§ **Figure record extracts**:
=====

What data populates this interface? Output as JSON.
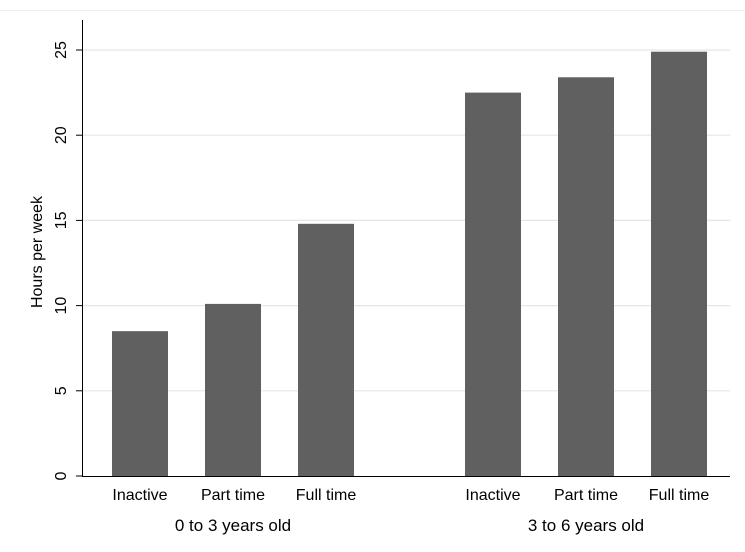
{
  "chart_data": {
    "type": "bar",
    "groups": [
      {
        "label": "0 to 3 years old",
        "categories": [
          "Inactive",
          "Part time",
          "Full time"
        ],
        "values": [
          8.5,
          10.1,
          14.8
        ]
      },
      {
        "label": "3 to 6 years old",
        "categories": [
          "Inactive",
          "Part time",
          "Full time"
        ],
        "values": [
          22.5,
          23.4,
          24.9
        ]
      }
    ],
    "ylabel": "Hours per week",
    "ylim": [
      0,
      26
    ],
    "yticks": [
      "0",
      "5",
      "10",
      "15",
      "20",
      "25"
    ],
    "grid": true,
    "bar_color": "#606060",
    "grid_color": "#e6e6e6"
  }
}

=====

§ **TASK GOAL**: Reproduce the data verbatim. Do not carry any picture into the copy.

§ **CORRECT ANSWER**:
What data populates this interface? Output as JSON.
{
  "chart_data": {
    "type": "bar",
    "groups": [
      {
        "label": "0 to 3 years old",
        "categories": [
          "Inactive",
          "Part time",
          "Full time"
        ],
        "values": [
          8.5,
          10.1,
          14.8
        ]
      },
      {
        "label": "3 to 6 years old",
        "categories": [
          "Inactive",
          "Part time",
          "Full time"
        ],
        "values": [
          22.5,
          23.4,
          24.9
        ]
      }
    ],
    "ylabel": "Hours per week",
    "ylim": [
      0,
      26
    ],
    "yticks": [
      "0",
      "5",
      "10",
      "15",
      "20",
      "25"
    ],
    "grid": true,
    "bar_color": "#606060",
    "grid_color": "#e6e6e6"
  }
}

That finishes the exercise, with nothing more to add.